* **SUPPLIED ENTRIES**:
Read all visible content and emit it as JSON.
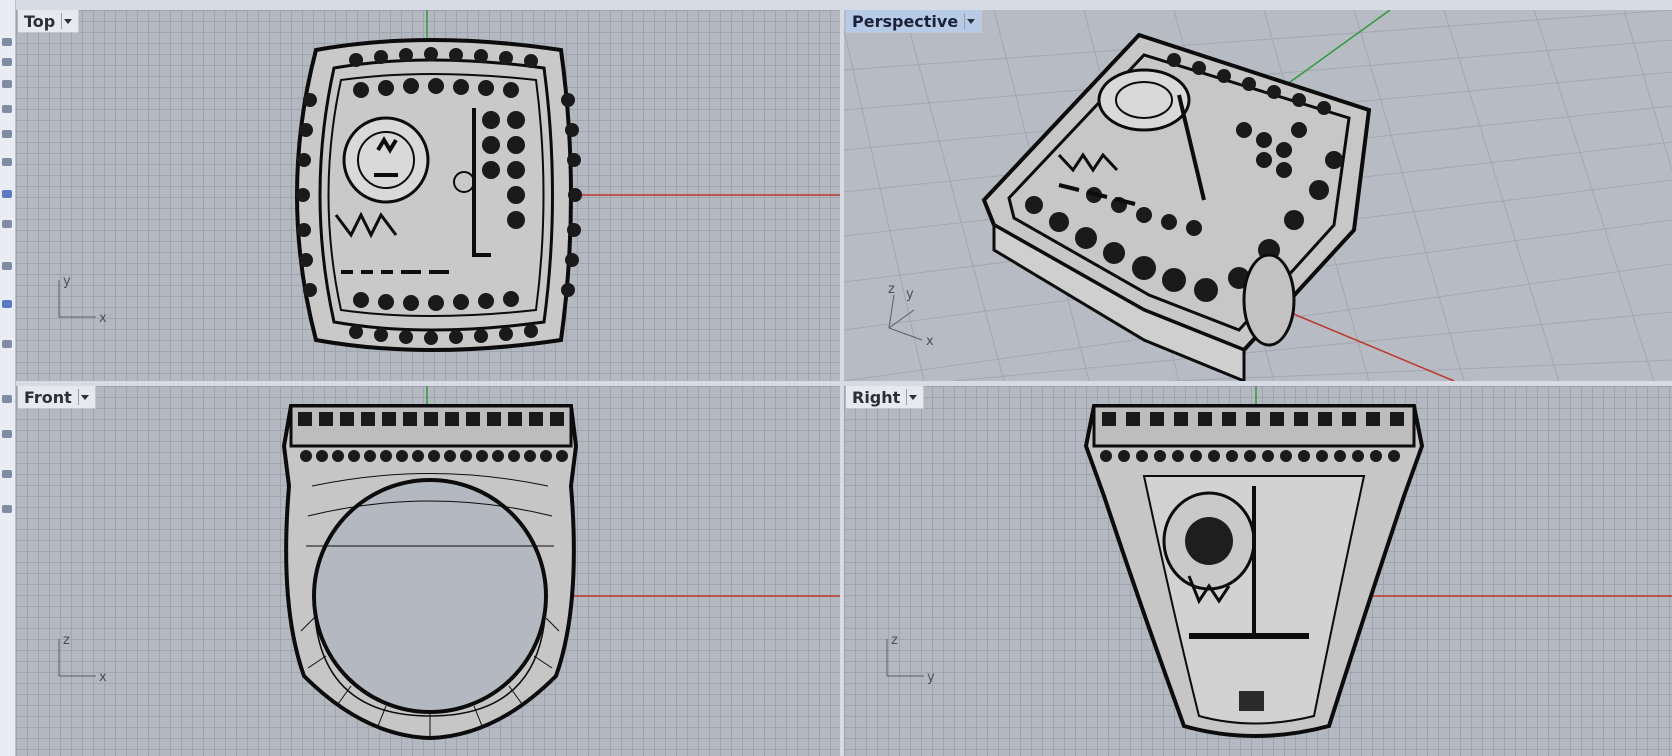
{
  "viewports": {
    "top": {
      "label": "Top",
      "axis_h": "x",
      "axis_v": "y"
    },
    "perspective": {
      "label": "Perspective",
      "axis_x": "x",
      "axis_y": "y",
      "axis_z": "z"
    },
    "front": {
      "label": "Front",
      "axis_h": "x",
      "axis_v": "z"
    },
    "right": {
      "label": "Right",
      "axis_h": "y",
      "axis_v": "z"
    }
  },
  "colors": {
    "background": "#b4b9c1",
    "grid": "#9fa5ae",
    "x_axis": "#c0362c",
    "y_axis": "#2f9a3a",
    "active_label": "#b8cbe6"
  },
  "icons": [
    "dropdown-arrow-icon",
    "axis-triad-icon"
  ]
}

...

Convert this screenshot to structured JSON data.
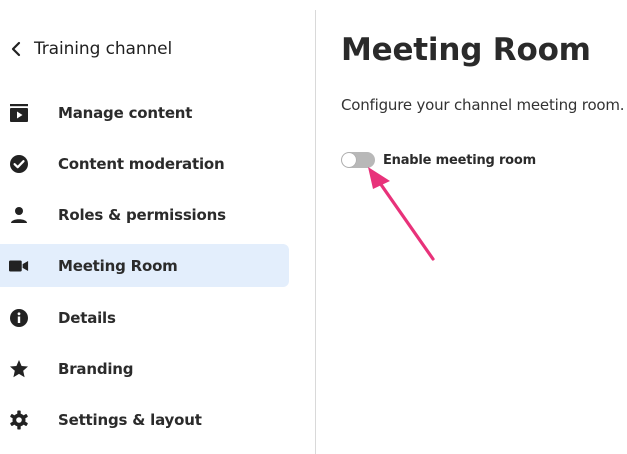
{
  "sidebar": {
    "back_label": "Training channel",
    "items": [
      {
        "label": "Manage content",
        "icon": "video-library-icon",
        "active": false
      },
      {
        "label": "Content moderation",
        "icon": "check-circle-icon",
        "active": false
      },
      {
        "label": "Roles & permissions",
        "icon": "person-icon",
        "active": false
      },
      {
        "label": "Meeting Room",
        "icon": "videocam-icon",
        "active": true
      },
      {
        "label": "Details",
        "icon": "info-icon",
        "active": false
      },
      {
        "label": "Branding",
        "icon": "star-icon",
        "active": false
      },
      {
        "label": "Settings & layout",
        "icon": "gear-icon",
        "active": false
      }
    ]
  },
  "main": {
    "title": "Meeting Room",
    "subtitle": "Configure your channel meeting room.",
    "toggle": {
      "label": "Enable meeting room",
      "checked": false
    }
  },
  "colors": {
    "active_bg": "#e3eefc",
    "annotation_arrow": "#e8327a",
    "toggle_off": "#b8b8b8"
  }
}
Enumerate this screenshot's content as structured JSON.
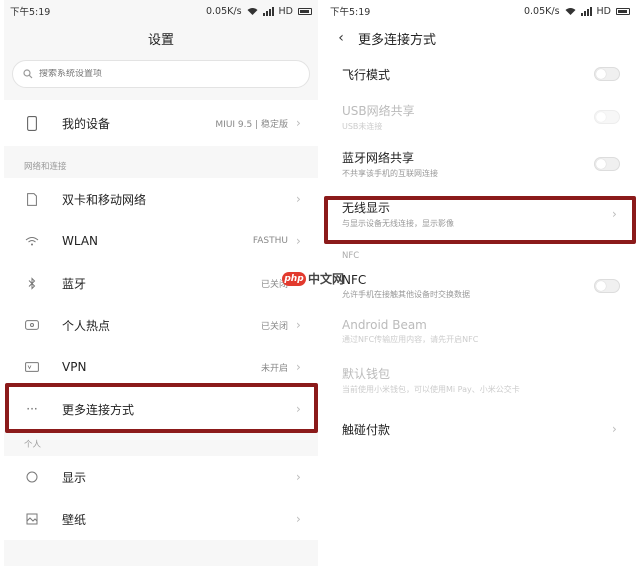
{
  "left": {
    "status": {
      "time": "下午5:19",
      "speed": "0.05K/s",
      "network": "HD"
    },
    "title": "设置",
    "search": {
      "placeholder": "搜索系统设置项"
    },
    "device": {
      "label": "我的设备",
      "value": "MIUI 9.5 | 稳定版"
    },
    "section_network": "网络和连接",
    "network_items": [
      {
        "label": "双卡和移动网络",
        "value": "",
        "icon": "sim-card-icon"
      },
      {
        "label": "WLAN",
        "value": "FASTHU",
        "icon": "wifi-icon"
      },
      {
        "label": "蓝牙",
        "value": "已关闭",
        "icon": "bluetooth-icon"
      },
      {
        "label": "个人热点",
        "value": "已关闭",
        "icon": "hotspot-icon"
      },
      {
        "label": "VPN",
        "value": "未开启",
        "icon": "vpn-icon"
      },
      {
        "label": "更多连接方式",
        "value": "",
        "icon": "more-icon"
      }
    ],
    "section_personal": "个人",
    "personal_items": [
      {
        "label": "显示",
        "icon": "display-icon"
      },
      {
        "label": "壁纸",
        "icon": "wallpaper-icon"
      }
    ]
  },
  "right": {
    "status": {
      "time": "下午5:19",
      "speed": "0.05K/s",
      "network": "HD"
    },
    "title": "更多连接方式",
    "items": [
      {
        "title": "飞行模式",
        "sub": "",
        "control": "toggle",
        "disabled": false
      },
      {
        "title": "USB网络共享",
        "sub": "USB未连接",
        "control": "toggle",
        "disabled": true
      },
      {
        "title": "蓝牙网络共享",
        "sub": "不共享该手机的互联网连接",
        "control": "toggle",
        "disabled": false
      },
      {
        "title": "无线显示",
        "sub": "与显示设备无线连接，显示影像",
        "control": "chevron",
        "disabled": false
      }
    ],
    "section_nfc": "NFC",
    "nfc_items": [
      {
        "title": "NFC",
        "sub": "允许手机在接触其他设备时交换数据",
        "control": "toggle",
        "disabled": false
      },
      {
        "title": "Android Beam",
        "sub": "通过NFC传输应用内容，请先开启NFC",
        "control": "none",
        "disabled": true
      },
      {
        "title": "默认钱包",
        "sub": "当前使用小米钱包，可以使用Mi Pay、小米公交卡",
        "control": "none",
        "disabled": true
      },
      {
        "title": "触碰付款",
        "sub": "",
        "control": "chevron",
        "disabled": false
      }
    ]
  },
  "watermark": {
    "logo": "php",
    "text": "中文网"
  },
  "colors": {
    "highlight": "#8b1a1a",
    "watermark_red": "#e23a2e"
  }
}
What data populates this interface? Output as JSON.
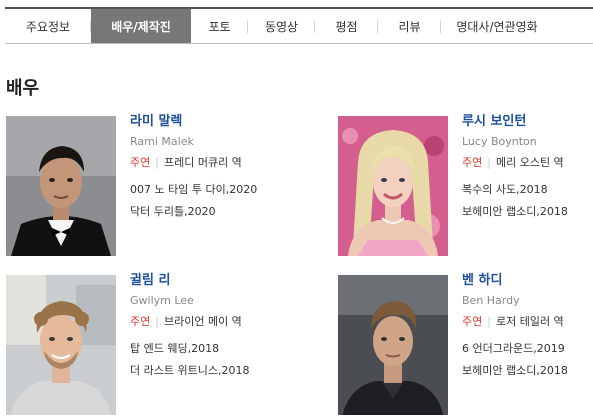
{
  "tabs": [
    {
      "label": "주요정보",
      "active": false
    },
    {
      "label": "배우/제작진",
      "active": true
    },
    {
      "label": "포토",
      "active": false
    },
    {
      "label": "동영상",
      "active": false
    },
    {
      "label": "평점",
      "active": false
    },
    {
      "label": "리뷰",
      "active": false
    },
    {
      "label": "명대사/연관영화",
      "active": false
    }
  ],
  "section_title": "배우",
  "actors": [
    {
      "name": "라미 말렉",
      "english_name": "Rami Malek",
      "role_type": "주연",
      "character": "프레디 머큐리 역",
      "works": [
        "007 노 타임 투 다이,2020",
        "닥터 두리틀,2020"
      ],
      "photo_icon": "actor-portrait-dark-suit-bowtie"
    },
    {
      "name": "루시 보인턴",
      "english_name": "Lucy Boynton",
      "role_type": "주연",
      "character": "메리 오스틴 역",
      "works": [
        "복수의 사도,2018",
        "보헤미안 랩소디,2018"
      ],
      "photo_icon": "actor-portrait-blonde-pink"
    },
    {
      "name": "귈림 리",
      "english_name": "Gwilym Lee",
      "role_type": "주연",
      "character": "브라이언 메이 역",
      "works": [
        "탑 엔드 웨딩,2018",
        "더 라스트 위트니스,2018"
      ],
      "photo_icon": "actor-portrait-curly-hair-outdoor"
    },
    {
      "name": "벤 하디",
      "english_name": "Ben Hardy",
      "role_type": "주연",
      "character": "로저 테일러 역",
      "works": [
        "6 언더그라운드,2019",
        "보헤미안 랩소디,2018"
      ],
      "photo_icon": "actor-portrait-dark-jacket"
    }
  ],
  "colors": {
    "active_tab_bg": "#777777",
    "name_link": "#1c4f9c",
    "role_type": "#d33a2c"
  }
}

* * *

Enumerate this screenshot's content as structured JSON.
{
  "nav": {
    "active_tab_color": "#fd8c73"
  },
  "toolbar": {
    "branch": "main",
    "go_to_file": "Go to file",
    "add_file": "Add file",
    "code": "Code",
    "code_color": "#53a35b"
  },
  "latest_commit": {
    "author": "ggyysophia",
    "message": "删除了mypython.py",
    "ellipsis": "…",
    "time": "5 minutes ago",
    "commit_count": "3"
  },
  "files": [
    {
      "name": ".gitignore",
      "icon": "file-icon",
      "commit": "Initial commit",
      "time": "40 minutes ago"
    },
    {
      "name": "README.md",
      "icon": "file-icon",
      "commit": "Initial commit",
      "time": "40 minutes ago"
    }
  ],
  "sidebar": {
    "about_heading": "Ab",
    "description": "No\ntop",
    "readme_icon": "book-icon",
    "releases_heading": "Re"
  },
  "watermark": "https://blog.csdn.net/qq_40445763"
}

* **STATED EXERCISE**: Of the lines in the entries, how many include the word "JSON"? State only the number.

* **RESULT OF THIS EXERCISE**: 5